▶ _Task objective_
Transcribe the data in full and exactly, omitting any pictures.

Dataset items:
┌──

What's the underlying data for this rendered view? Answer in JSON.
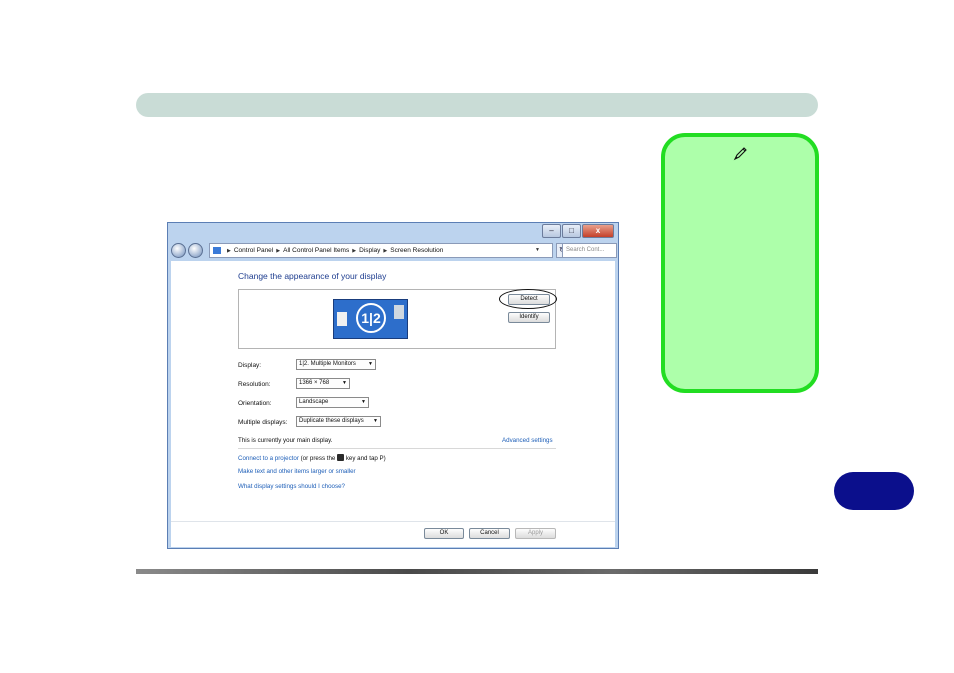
{
  "window": {
    "controls": {
      "minimize": "–",
      "maximize": "□",
      "close": "x"
    },
    "breadcrumbs": [
      "Control Panel",
      "All Control Panel Items",
      "Display",
      "Screen Resolution"
    ],
    "search_placeholder": "Search Cont...",
    "heading": "Change the appearance of your display",
    "monitor_label": "1|2",
    "buttons": {
      "detect": "Detect",
      "identify": "Identify",
      "ok": "OK",
      "cancel": "Cancel",
      "apply": "Apply"
    },
    "fields": {
      "display": {
        "label": "Display:",
        "value": "1|2. Multiple Monitors"
      },
      "resolution": {
        "label": "Resolution:",
        "value": "1366 × 768"
      },
      "orientation": {
        "label": "Orientation:",
        "value": "Landscape"
      },
      "multiple_displays": {
        "label": "Multiple displays:",
        "value": "Duplicate these displays"
      }
    },
    "main_display_text": "This is currently your main display.",
    "advanced_link": "Advanced settings",
    "projector_link": "Connect to a projector",
    "projector_suffix_a": "(or press the",
    "projector_suffix_b": "key and tap P)",
    "text_size_link": "Make text and other items larger or smaller",
    "help_link": "What display settings should I choose?"
  },
  "note": {
    "icon": "pencil-icon"
  },
  "colors": {
    "header_bar": "#c9dcd6",
    "note_fill": "#adffaa",
    "note_border": "#22dd22",
    "chapter_tab": "#0b0f8c",
    "link": "#1e5fb8"
  }
}
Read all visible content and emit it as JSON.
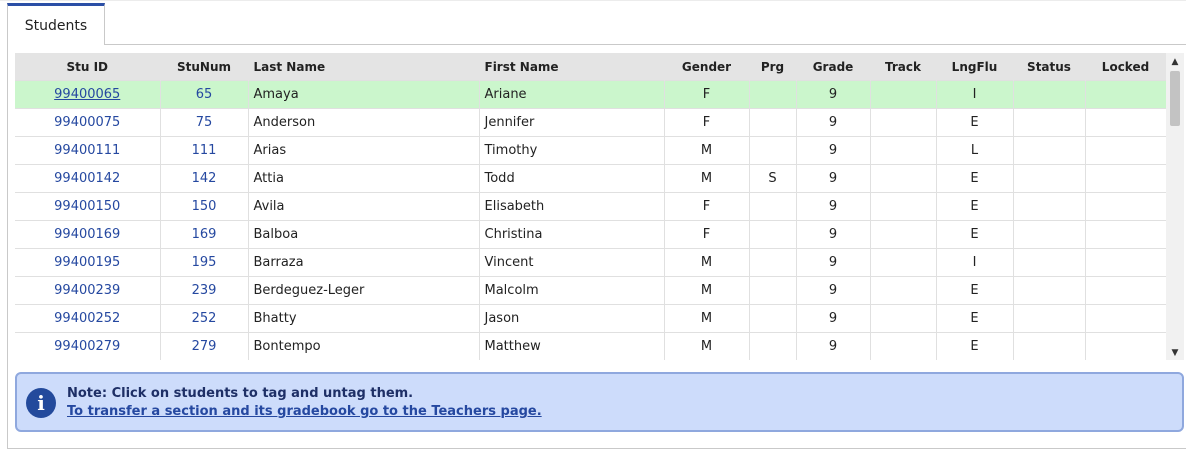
{
  "tabs": [
    {
      "label": "Students",
      "active": true
    }
  ],
  "columns": [
    "Stu ID",
    "StuNum",
    "Last Name",
    "First Name",
    "Gender",
    "Prg",
    "Grade",
    "Track",
    "LngFlu",
    "Status",
    "Locked"
  ],
  "rows": [
    {
      "stu_id": "99400065",
      "stu_num": "65",
      "last": "Amaya",
      "first": "Ariane",
      "gender": "F",
      "prg": "",
      "grade": "9",
      "track": "",
      "lngflu": "I",
      "status": "",
      "locked": "",
      "selected": true
    },
    {
      "stu_id": "99400075",
      "stu_num": "75",
      "last": "Anderson",
      "first": "Jennifer",
      "gender": "F",
      "prg": "",
      "grade": "9",
      "track": "",
      "lngflu": "E",
      "status": "",
      "locked": ""
    },
    {
      "stu_id": "99400111",
      "stu_num": "111",
      "last": "Arias",
      "first": "Timothy",
      "gender": "M",
      "prg": "",
      "grade": "9",
      "track": "",
      "lngflu": "L",
      "status": "",
      "locked": ""
    },
    {
      "stu_id": "99400142",
      "stu_num": "142",
      "last": "Attia",
      "first": "Todd",
      "gender": "M",
      "prg": "S",
      "grade": "9",
      "track": "",
      "lngflu": "E",
      "status": "",
      "locked": ""
    },
    {
      "stu_id": "99400150",
      "stu_num": "150",
      "last": "Avila",
      "first": "Elisabeth",
      "gender": "F",
      "prg": "",
      "grade": "9",
      "track": "",
      "lngflu": "E",
      "status": "",
      "locked": ""
    },
    {
      "stu_id": "99400169",
      "stu_num": "169",
      "last": "Balboa",
      "first": "Christina",
      "gender": "F",
      "prg": "",
      "grade": "9",
      "track": "",
      "lngflu": "E",
      "status": "",
      "locked": ""
    },
    {
      "stu_id": "99400195",
      "stu_num": "195",
      "last": "Barraza",
      "first": "Vincent",
      "gender": "M",
      "prg": "",
      "grade": "9",
      "track": "",
      "lngflu": "I",
      "status": "",
      "locked": ""
    },
    {
      "stu_id": "99400239",
      "stu_num": "239",
      "last": "Berdeguez-Leger",
      "first": "Malcolm",
      "gender": "M",
      "prg": "",
      "grade": "9",
      "track": "",
      "lngflu": "E",
      "status": "",
      "locked": ""
    },
    {
      "stu_id": "99400252",
      "stu_num": "252",
      "last": "Bhatty",
      "first": "Jason",
      "gender": "M",
      "prg": "",
      "grade": "9",
      "track": "",
      "lngflu": "E",
      "status": "",
      "locked": ""
    },
    {
      "stu_id": "99400279",
      "stu_num": "279",
      "last": "Bontempo",
      "first": "Matthew",
      "gender": "M",
      "prg": "",
      "grade": "9",
      "track": "",
      "lngflu": "E",
      "status": "",
      "locked": ""
    }
  ],
  "scroll": {
    "up_glyph": "▲",
    "down_glyph": "▼"
  },
  "note": {
    "icon": "info-icon",
    "icon_glyph": "i",
    "line1": "Note: Click on students to tag and untag them.",
    "link": "To transfer a section and its gradebook go to the Teachers page."
  },
  "colors": {
    "accent": "#2b4fa6",
    "selected_row": "#cbf6cc",
    "link": "#2548a0",
    "note_bg": "#cddcfb",
    "header_bg": "#e4e4e4"
  }
}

└──

▶ _Task solution_
What's the underlying data for this rendered view? Answer in JSON.
{
  "window": {
    "controls": {
      "minimize": "–",
      "maximize": "□",
      "close": "x"
    },
    "breadcrumbs": [
      "Control Panel",
      "All Control Panel Items",
      "Display",
      "Screen Resolution"
    ],
    "search_placeholder": "Search Cont...",
    "heading": "Change the appearance of your display",
    "monitor_label": "1|2",
    "buttons": {
      "detect": "Detect",
      "identify": "Identify",
      "ok": "OK",
      "cancel": "Cancel",
      "apply": "Apply"
    },
    "fields": {
      "display": {
        "label": "Display:",
        "value": "1|2. Multiple Monitors"
      },
      "resolution": {
        "label": "Resolution:",
        "value": "1366 × 768"
      },
      "orientation": {
        "label": "Orientation:",
        "value": "Landscape"
      },
      "multiple_displays": {
        "label": "Multiple displays:",
        "value": "Duplicate these displays"
      }
    },
    "main_display_text": "This is currently your main display.",
    "advanced_link": "Advanced settings",
    "projector_link": "Connect to a projector",
    "projector_suffix_a": "(or press the",
    "projector_suffix_b": "key and tap P)",
    "text_size_link": "Make text and other items larger or smaller",
    "help_link": "What display settings should I choose?"
  },
  "note": {
    "icon": "pencil-icon"
  },
  "colors": {
    "header_bar": "#c9dcd6",
    "note_fill": "#adffaa",
    "note_border": "#22dd22",
    "chapter_tab": "#0b0f8c",
    "link": "#1e5fb8"
  }
}
Read all visible content and emit it as JSON.
{
  "tabs": [
    {
      "label": "Students",
      "active": true
    }
  ],
  "columns": [
    "Stu ID",
    "StuNum",
    "Last Name",
    "First Name",
    "Gender",
    "Prg",
    "Grade",
    "Track",
    "LngFlu",
    "Status",
    "Locked"
  ],
  "rows": [
    {
      "stu_id": "99400065",
      "stu_num": "65",
      "last": "Amaya",
      "first": "Ariane",
      "gender": "F",
      "prg": "",
      "grade": "9",
      "track": "",
      "lngflu": "I",
      "status": "",
      "locked": "",
      "selected": true
    },
    {
      "stu_id": "99400075",
      "stu_num": "75",
      "last": "Anderson",
      "first": "Jennifer",
      "gender": "F",
      "prg": "",
      "grade": "9",
      "track": "",
      "lngflu": "E",
      "status": "",
      "locked": ""
    },
    {
      "stu_id": "99400111",
      "stu_num": "111",
      "last": "Arias",
      "first": "Timothy",
      "gender": "M",
      "prg": "",
      "grade": "9",
      "track": "",
      "lngflu": "L",
      "status": "",
      "locked": ""
    },
    {
      "stu_id": "99400142",
      "stu_num": "142",
      "last": "Attia",
      "first": "Todd",
      "gender": "M",
      "prg": "S",
      "grade": "9",
      "track": "",
      "lngflu": "E",
      "status": "",
      "locked": ""
    },
    {
      "stu_id": "99400150",
      "stu_num": "150",
      "last": "Avila",
      "first": "Elisabeth",
      "gender": "F",
      "prg": "",
      "grade": "9",
      "track": "",
      "lngflu": "E",
      "status": "",
      "locked": ""
    },
    {
      "stu_id": "99400169",
      "stu_num": "169",
      "last": "Balboa",
      "first": "Christina",
      "gender": "F",
      "prg": "",
      "grade": "9",
      "track": "",
      "lngflu": "E",
      "status": "",
      "locked": ""
    },
    {
      "stu_id": "99400195",
      "stu_num": "195",
      "last": "Barraza",
      "first": "Vincent",
      "gender": "M",
      "prg": "",
      "grade": "9",
      "track": "",
      "lngflu": "I",
      "status": "",
      "locked": ""
    },
    {
      "stu_id": "99400239",
      "stu_num": "239",
      "last": "Berdeguez-Leger",
      "first": "Malcolm",
      "gender": "M",
      "prg": "",
      "grade": "9",
      "track": "",
      "lngflu": "E",
      "status": "",
      "locked": ""
    },
    {
      "stu_id": "99400252",
      "stu_num": "252",
      "last": "Bhatty",
      "first": "Jason",
      "gender": "M",
      "prg": "",
      "grade": "9",
      "track": "",
      "lngflu": "E",
      "status": "",
      "locked": ""
    },
    {
      "stu_id": "99400279",
      "stu_num": "279",
      "last": "Bontempo",
      "first": "Matthew",
      "gender": "M",
      "prg": "",
      "grade": "9",
      "track": "",
      "lngflu": "E",
      "status": "",
      "locked": ""
    }
  ],
  "scroll": {
    "up_glyph": "▲",
    "down_glyph": "▼"
  },
  "note": {
    "icon": "info-icon",
    "icon_glyph": "i",
    "line1": "Note: Click on students to tag and untag them.",
    "link": "To transfer a section and its gradebook go to the Teachers page."
  },
  "colors": {
    "accent": "#2b4fa6",
    "selected_row": "#cbf6cc",
    "link": "#2548a0",
    "note_bg": "#cddcfb",
    "header_bg": "#e4e4e4"
  }
}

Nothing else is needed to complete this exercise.